:: TASK INPUTS
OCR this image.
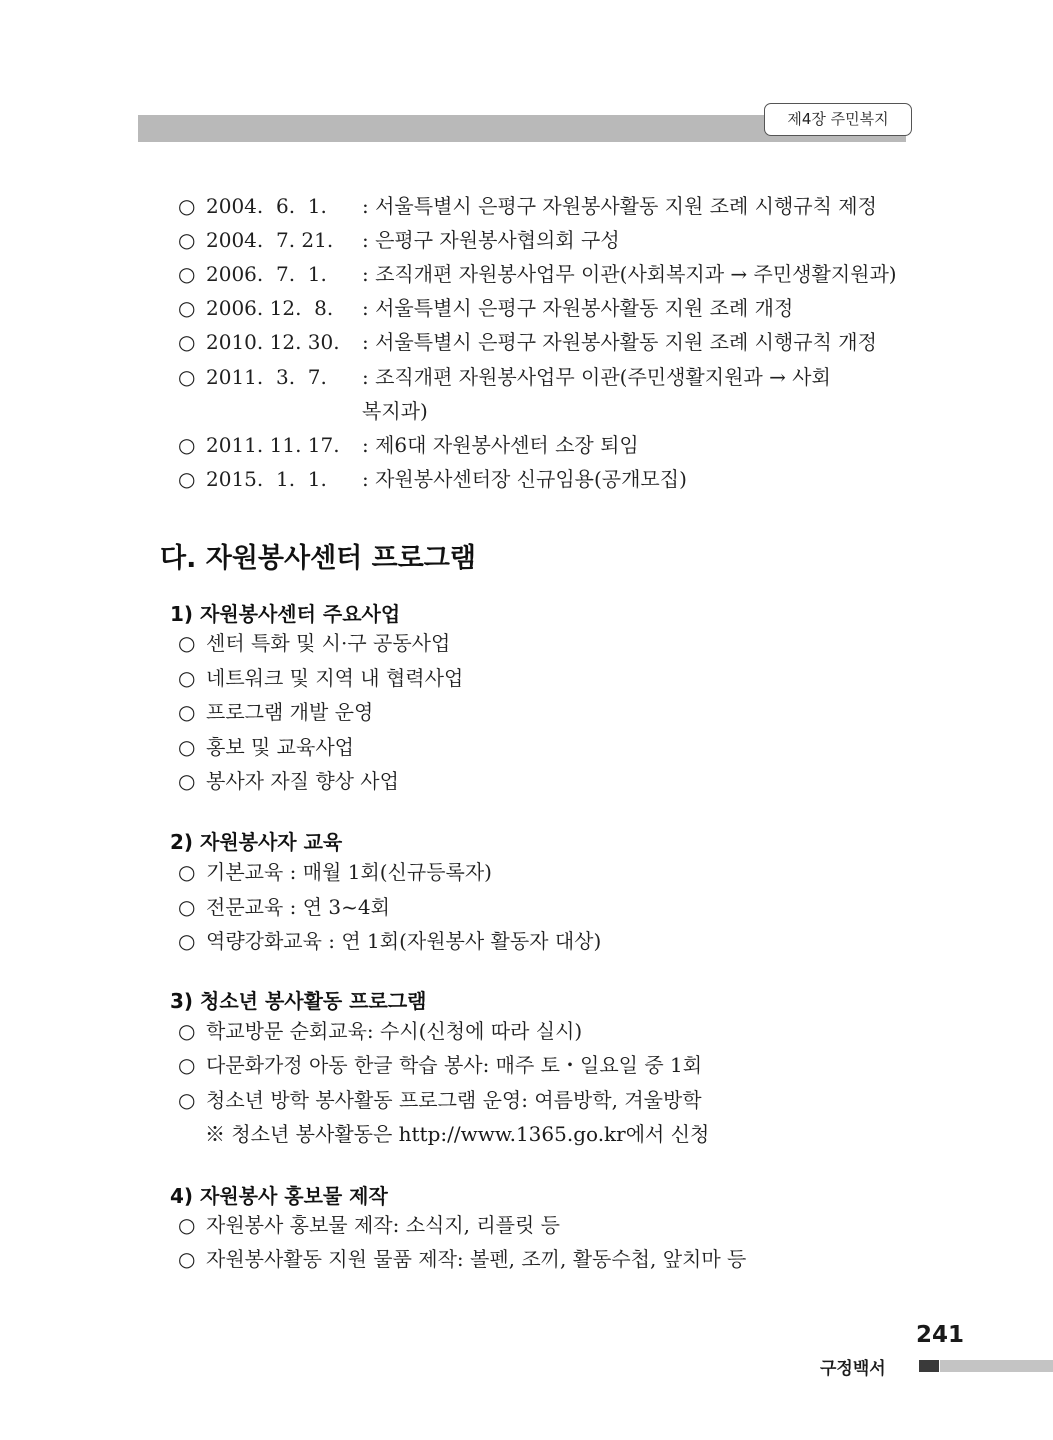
제4장 주민복지
○ 2004.  6.  1. : 서울특별시 은평구 자원봉사활동 지원 조례 시행규칙 제정
○ 2004.  7. 21. : 은평구 자원봉사협의회 구성
○ 2006.  7.  1. : 조직개편 자원봉사업무 이관(사회복지과 → 주민생활지원과)
○ 2006. 12.  8. : 서울특별시 은평구 자원봉사활동 지원 조례 개정
○ 2010. 12. 30. : 서울특별시 은평구 자원봉사활동 지원 조례 시행규칙 개정
○ 2011.  3.  7. : 조직개편 자원봉사업무 이관(주민생활지원과 → 사회
복지과)
○ 2011. 11. 17. : 제6대 자원봉사센터 소장 퇴임
○ 2015.  1.  1. : 자원봉사센터장 신규임용(공개모집)
다. 자원봉사센터 프로그램
1) 자원봉사센터 주요사업
○ 센터 특화 및 시·구 공동사업
○ 네트워크 및 지역 내 협력사업
○ 프로그램 개발 운영
○ 홍보 및 교육사업
○ 봉사자 자질 향상 사업
2) 자원봉사자 교육
○ 기본교육 : 매월 1회(신규등록자)
○ 전문교육 : 연 3~4회
○ 역량강화교육 : 연 1회(자원봉사 활동자 대상)
3) 청소년 봉사활동 프로그램
○ 학교방문 순회교육: 수시(신청에 따라 실시)
○ 다문화가정 아동 한글 학습 봉사: 매주 토・일요일 중 1회
○ 청소년 방학 봉사활동 프로그램 운영: 여름방학, 겨울방학
※ 청소년 봉사활동은 http://www.1365.go.kr에서 신청
4) 자원봉사 홍보물 제작
○ 자원봉사 홍보물 제작: 소식지, 리플릿 등
○ 자원봉사활동 지원 물품 제작: 볼펜, 조끼, 활동수첩, 앞치마 등
241
구정백서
::::
* _REQUIREMENTS_
Provide the number of lines containing the string "서울특별시", with no other output.

* _SOLUTION TO THE PROBLEM_
3